(Layout annotation data)
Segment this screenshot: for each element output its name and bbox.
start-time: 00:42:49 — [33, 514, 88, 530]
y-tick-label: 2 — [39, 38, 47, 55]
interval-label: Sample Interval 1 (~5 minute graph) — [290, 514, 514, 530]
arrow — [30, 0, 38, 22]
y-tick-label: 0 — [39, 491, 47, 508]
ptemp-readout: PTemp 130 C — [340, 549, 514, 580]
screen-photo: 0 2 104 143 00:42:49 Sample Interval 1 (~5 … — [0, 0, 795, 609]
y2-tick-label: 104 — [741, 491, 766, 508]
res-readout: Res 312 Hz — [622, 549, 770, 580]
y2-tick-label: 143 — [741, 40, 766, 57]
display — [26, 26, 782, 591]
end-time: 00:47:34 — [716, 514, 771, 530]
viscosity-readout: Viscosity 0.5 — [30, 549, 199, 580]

• _What the exercise asks_: Copy the listing above line for line, without any changes.

• _Exercise solution_:
Segment this screenshot: for each element output its name and bbox.
start-time: 00:42:49 — [33, 514, 88, 530]
y-tick-label: 2 — [39, 38, 47, 55]
interval-label: Sample Interval 1 (~5 minute graph) — [290, 514, 514, 530]
arrow — [30, 0, 38, 22]
y-tick-label: 0 — [39, 491, 47, 508]
ptemp-readout: PTemp 130 C — [340, 549, 514, 580]
screen-photo: 0 2 104 143 00:42:49 Sample Interval 1 (~5 … — [0, 0, 795, 609]
y2-tick-label: 104 — [741, 491, 766, 508]
res-readout: Res 312 Hz — [622, 549, 770, 580]
y2-tick-label: 143 — [741, 40, 766, 57]
display — [26, 26, 782, 591]
end-time: 00:47:34 — [716, 514, 771, 530]
viscosity-readout: Viscosity 0.5 — [30, 549, 199, 580]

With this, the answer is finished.